### The exercise:
In the excerpt below on C++ smart pointer deleters, reproduce verbatim the passage from "destructors of Derived" to "in main function.".

[BEGIN Given passage]

Base Ctr Derived Ctr Base Ctr Derived copy Ctr Derived Dtr Base Dtr Derived Dtr Base Dtr

destructors of Derived class are called twice because there are 2 instances of pointer : one which was created in make_pointer function and the second is in main function.

Answer 2

A solution implemented using normal function pointers:

#include <iostream>
#include <boost/shared_ptr.hpp>
#include <boost/make_shared.hpp>
#include <typeinfo>

using namespace std;

struct Base{

  Base(){
    cout<<"Base ctor."<<endl;
  }

  ~Base(){
    cout<<"Base dtor."<<endl;
  }

};

struct Derv: Base{

  Derv():Base(){
    cout<<"Derv ctor."<<endl;
  }

  ~Derv(){
    cout<<"Derv dtor."<<endl;
  }

};

typedef void (*DEL)(void*);

template<typename U>
void deleter(void* ptr)
{
  delete static_cast<U*>(ptr);
}

template<typename T>
struct SmartPtr{

  T* memPtr;

  DEL func;

  template<typename U>
    SmartPtr(U* p):
      memPtr(p)
  {
    func = deleter<U>;
  }

  ~SmartPtr(){

      func(memPtr);
  }
};
int main()
{
  //case 1
  SmartPtr<Base> ptrSmart1(new Derv());

  //case 2
  SmartPtr<Base> ptrSmart2(new Base());

  //case 3
  SmartPtr<Derv> ptrSmart3(new Derv());

  return 0;
}

[END Given passage]
[BEGIN Given entries]

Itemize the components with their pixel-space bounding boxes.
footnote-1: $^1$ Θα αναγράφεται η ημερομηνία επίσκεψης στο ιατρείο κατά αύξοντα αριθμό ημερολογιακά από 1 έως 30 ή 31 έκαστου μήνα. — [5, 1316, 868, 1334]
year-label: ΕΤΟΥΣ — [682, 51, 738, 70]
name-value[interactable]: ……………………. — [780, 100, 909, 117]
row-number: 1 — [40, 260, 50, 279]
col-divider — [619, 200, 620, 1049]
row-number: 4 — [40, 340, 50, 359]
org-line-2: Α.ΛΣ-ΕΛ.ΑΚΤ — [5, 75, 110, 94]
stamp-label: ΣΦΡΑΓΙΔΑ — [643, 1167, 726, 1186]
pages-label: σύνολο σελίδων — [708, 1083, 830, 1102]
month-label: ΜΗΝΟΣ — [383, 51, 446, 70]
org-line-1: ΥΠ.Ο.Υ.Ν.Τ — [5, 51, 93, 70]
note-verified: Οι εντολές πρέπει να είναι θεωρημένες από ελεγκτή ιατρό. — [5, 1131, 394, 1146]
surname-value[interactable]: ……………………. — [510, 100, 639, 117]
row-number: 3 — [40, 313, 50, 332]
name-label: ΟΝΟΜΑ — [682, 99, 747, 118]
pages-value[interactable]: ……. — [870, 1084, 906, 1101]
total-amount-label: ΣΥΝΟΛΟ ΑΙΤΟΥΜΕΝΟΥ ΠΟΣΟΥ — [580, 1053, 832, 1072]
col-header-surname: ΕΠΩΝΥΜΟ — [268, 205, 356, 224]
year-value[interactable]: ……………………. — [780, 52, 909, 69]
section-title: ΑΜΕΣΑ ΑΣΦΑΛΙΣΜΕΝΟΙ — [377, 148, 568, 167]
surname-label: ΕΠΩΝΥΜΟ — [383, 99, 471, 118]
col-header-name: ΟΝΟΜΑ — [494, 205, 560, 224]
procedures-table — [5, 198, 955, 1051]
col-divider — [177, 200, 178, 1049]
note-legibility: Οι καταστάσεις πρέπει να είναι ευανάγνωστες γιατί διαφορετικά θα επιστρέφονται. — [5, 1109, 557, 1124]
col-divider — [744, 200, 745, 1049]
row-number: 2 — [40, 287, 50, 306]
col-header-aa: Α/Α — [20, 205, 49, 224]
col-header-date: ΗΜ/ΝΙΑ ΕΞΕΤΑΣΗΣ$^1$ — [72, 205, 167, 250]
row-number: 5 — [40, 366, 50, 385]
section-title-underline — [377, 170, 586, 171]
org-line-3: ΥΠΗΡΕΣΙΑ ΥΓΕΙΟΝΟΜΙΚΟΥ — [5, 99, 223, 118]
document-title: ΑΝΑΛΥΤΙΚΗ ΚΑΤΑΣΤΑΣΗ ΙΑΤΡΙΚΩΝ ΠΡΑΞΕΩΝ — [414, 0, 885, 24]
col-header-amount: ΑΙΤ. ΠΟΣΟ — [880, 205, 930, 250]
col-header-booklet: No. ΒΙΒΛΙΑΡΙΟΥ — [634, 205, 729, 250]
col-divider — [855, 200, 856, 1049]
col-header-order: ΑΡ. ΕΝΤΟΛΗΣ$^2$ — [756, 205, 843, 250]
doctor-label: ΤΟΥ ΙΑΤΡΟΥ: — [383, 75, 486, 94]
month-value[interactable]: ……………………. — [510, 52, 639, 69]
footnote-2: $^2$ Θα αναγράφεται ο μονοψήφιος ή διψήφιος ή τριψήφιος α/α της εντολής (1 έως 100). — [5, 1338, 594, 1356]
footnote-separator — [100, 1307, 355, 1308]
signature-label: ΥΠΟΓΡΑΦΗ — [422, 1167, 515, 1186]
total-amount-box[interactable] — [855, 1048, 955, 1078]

[END Given entries]

### Response to this exercise:
destructors of Derived class are called twice because there are 2 instances of pointer : one which was created in make_pointer function and the second is in main function.